**WHAT YOU ARE ASKED TO DO:**
Copy out, from the entries below, each line holding the string "color".

**DATA TO USE:**
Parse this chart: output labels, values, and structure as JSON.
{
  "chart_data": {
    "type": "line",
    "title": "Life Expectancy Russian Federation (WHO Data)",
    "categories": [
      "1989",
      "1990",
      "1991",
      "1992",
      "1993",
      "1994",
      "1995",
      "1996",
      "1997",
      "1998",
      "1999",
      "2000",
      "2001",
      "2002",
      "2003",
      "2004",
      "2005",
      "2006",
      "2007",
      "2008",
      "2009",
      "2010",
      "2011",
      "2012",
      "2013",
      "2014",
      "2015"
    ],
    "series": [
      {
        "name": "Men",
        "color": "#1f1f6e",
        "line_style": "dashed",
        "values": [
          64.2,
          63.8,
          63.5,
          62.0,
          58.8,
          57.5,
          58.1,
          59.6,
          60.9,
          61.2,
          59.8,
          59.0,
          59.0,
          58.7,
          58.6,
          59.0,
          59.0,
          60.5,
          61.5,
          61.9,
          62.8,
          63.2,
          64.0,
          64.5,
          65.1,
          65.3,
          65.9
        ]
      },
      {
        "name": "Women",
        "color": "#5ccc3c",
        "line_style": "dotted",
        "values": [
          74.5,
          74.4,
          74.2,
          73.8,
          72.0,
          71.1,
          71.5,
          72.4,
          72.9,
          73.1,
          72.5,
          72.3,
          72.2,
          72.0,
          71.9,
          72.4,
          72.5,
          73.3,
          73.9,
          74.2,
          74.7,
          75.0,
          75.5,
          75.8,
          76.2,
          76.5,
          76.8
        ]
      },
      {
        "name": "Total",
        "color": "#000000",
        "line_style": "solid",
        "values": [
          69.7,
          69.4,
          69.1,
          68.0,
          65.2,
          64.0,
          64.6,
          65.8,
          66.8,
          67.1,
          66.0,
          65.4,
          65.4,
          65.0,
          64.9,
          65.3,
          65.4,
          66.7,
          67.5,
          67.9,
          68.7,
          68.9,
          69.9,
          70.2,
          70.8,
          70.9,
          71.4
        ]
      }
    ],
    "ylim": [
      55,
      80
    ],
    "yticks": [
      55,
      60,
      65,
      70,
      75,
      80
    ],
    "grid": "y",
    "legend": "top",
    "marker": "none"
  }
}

**ANSWER TO THE TASK:**
        "color": "#1f1f6e",
        "color": "#5ccc3c",
        "color": "#000000",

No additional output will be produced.